Sale el vínculo entre ABC y OAS. ¿Oportunismo político de Juan del Granado? La materia la proporcionan irregularidades denunciadas oportunamente por JM Bakovic, expresidente del SNC (2006), antecesor de ABC y, ahora, por la Cámara de la Construcción de Santa Cruz, que denuncia y solicita investigación al Ministerio de Transparencia, ¡lapidaria!; seguramente los argumentos son fruto de un cuidadoso análisis de documentos y contratos (https://docs.google.com/viewer? a=v&pid=explorer&chrome=true&srcid=0B_8tuJ2_i5i2MDc0OWUzNWItZDEzZS00N
TlmLTg3ODktNzI0YmJjOGVjM2Fk&hl=es), en versión pública. La historia, compleja, apunta a otro escándalo de corrupción de magnitud alarmante (se habla de 800-1000 millones de dólares) en una relación OAS-MAS de larga data (http://www.caracol.com.co/ noticias/ramirez-articulaba-los-negociados-con-empresas-de-brasil/20090311 nota/ 775935.aspx). Y más, la relación entre el expresidente Luiz Inacio (Lula) da Silva con la constructora OAS (conocida como Obrigado Amigo Sogro, Gracias Amigo Suegro, ver capítulo OAS en Deus-e-o-diabo-na-terra-do-acarajé , Observatorio da Imprensa, FX Iturralde: Brasil y el TIPNIS, www.icees.org.bo/19092011). El gobierno ya admitió que no existe diseño ni licencia ambiental; que no se ha cumplido con la normativa constitucional de la “consulta previa” a los indígenas (Evo lo admitió en Cuba y prometió que haría “la consulta como establecen las normas nacionales e internacionales", ABI 19/9, sin mencionar que el plazo legal está vencido).

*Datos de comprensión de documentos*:
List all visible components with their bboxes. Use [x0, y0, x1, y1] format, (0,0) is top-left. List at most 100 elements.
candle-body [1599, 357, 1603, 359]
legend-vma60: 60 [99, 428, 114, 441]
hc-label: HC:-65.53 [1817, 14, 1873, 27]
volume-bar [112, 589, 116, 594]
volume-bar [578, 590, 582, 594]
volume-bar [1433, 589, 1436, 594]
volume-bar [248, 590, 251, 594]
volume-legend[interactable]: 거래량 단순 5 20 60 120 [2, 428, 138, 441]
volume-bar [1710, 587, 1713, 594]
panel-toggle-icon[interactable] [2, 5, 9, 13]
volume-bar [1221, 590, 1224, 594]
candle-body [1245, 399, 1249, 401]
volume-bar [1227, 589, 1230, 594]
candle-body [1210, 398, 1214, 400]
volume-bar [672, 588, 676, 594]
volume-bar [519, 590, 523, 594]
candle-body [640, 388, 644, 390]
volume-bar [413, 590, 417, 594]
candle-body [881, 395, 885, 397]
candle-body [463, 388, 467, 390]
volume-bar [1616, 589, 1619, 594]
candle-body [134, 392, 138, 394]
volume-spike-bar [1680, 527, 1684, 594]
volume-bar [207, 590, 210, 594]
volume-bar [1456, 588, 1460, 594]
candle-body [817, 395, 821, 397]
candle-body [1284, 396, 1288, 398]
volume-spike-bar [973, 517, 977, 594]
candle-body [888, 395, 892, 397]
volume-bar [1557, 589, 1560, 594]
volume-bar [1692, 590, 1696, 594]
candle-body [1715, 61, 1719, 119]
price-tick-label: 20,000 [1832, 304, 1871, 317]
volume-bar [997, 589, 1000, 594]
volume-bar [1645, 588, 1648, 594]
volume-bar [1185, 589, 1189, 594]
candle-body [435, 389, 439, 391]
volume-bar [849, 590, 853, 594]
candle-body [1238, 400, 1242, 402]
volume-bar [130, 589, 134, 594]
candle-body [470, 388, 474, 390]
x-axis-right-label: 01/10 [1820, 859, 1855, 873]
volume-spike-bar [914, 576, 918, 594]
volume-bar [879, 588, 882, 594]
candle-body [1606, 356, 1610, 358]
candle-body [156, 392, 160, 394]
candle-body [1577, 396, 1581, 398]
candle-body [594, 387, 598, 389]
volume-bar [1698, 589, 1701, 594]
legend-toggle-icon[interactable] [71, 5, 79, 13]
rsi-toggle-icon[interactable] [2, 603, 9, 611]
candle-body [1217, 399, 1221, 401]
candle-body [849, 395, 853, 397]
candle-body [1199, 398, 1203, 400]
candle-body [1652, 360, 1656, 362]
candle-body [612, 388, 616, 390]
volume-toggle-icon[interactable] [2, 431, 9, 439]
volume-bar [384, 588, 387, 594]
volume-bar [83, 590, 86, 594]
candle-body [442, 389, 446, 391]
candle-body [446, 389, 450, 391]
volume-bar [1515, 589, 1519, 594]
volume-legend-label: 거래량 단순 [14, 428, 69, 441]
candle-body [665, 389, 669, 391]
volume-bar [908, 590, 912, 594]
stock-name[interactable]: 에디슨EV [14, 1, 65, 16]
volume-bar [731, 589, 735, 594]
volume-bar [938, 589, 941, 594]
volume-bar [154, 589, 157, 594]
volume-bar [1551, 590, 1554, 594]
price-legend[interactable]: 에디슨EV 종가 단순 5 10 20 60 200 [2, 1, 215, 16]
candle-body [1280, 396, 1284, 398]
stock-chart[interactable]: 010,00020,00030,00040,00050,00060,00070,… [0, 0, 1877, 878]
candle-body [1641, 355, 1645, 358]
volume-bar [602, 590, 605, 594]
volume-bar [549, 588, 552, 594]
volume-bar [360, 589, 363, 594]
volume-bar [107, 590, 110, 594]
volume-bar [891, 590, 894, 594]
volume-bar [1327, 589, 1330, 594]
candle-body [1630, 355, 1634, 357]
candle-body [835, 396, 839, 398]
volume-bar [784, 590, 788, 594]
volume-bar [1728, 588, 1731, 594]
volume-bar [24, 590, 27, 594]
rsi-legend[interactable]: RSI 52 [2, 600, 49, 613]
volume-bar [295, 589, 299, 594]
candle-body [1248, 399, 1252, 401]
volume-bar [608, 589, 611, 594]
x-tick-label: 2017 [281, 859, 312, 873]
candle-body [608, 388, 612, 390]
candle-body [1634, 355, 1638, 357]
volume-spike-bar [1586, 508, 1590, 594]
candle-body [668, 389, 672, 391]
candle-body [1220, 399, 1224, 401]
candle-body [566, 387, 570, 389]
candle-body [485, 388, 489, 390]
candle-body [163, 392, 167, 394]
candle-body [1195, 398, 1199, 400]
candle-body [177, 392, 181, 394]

*Qué hacer*:
Responda según el texto sobre la constructora OAS:
(a) ¿Ante qué ministerio solicita investigación la Cámara de la Construcción de Santa Cruz?
(b) ¿Qué monto en dólares se menciona para el escándalo de corrupción?
(c) ¿Qué admitió el gobierno sobre el diseño y la licencia ambiental?
El listado es material aparte, sin relación con el texto.

*Solución*:
(a) Ante el Ministerio de Transparencia.
(b) Entre 800 y 1000 millones de dólares.
(c) Que no existen ni diseño ni licencia ambiental.